Requirement 1>
Write out the passage of the diabetes text that begins with the words containing "A person has diabetes" and ends with "woman is pregnant.", without changing any wording.
Requirement 2>
Continue the diabetes text from its last sentence.

Reading passage>
Diabetes mellitus is the scientific name for the disease even though most people refer to it by the common name of just diabetes. The American Diabetes Association reports that at least 29.1 million people in the United States suffer from the disease. Nearly 350 million people worldwide have the disease, according to the World Health Organization.

A person has diabetes because of one of three reasons. Either there is no insulin or not enough insulin going to the blood cells, or the cells don't respond to what is produced, or a woman is pregnant.

The type of diabetes a person has depends on what causes the lack of insulin in the body. All types of diabetes cause blood glucose levels to be higher than normal in those who have the disease.

You might have heard people talk about Type 1 and Type 2 Diabetes because they are the most common, but there is actually a third type. Gestational diabetes is not often talked about because of the group that is affected by it.

Type 1 diabetes

Type 1 Diabetes is also known as juvenile diabetes. That's when a person’s pancreas produces no insulin or not enough insulin. The cause of this type is unknown and is far less common and accounts for only 10 percent of adults who have the disease. It is treated with daily insulin injections or an insulin pump.

This form of the disease typically occurs in children, or in adults before the age of 40.

Type 2 diabetes

Type 2 diabetes occurs in people whose cells become resistant to insulin by not responding properly to insulin. Therefore, a greater amount of insulin is needed to keep blood glucose levels within a normal range. This is the most common form of the disease.

Dataset content>
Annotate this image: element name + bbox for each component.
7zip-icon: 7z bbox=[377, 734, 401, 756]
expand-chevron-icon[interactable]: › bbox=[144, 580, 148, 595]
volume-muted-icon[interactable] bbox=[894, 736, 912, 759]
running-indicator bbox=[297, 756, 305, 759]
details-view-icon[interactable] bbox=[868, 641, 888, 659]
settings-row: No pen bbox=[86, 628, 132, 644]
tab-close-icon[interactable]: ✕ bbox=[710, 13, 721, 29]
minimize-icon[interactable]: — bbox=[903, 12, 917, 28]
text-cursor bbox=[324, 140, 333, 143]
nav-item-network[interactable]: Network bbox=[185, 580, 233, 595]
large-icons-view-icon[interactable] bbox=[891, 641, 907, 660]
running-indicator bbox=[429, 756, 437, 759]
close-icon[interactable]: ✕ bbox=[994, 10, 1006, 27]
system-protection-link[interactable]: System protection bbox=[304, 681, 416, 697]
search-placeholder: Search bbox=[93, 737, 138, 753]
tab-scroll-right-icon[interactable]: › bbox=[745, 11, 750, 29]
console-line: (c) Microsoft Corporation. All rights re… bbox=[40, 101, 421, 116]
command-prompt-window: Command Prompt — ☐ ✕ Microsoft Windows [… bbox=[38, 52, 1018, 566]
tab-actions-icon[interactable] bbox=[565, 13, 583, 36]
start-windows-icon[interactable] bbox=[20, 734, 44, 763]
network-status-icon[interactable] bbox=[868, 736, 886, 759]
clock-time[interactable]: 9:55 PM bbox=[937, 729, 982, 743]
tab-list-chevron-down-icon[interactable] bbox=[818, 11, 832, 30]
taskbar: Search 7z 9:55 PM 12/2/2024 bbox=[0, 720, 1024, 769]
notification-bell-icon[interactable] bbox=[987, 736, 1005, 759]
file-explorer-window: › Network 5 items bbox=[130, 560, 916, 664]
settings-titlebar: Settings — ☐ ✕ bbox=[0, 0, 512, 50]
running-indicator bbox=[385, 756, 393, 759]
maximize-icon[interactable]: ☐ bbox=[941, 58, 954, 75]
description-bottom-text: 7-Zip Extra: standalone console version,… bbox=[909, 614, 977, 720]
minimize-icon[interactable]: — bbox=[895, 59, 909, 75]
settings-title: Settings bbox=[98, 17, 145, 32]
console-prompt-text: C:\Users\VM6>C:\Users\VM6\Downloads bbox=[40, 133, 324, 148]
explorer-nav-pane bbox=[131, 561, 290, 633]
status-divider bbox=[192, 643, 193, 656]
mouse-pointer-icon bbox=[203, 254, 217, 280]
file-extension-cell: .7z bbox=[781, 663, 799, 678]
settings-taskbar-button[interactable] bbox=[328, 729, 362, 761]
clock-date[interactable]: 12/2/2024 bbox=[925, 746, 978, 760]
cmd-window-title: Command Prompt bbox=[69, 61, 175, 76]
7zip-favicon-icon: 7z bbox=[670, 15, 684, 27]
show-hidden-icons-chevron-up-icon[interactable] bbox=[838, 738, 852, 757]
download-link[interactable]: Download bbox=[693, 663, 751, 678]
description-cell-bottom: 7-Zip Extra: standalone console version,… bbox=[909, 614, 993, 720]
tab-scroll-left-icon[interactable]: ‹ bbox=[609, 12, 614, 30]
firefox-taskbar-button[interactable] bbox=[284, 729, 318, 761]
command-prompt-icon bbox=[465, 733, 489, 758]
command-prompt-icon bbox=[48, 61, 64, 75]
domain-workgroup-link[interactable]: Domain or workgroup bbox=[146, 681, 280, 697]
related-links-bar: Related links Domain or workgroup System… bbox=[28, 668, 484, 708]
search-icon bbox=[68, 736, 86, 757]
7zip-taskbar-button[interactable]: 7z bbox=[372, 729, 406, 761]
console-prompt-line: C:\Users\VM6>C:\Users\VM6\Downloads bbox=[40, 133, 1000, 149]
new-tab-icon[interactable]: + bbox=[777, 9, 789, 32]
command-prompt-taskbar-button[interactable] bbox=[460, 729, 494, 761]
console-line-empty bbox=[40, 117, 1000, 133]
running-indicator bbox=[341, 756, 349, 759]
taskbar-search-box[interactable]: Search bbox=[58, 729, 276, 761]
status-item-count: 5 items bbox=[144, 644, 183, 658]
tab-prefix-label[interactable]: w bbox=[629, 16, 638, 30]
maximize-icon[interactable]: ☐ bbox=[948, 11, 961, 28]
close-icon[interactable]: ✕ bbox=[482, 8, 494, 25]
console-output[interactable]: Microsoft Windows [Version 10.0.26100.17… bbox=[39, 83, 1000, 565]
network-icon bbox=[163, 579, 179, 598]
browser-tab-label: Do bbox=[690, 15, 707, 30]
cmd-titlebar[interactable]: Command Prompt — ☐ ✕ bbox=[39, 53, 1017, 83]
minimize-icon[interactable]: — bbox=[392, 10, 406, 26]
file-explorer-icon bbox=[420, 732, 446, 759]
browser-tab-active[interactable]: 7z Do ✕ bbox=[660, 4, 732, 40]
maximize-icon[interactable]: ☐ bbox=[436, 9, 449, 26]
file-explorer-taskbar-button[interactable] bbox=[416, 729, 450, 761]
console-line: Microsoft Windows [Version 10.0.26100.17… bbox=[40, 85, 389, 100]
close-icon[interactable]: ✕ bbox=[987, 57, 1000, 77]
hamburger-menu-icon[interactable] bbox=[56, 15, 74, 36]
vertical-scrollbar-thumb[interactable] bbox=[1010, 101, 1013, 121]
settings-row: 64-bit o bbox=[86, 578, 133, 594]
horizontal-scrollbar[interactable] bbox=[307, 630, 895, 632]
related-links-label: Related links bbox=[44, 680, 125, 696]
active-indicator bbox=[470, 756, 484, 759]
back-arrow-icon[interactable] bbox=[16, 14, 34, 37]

Result 1>
A person has diabetes because of one of three reasons. Either there is no insulin or not enough insulin going to the blood cells, or the cells don't respond to what is produced, or a woman is pregnant.

Result 2>
It accounts for 85 or 95 percent of all cases where cells are unable to produce insulin.

This type usually occurs in people who are 40 years or older; however, there might be exceptions. Obesity is a major cause weather in younger or older adults. Most people with this type of diabetes can keep it under control by taking medications without having to use daily insulin injections or an insulin pump.

Some diabetics having this type will also need insulin, although that is less common.

Gestational diabetes

Gestational diabetes is not talked about as much as the other two types. That's because only pregnant women can have it when they produce too much blood sugar while carrying an unborn baby especially during the last three months of pregnancy. Gestational diabetes usually goes away after the baby is born, but there might be an increased risk of it developing into Type 2 diabetes.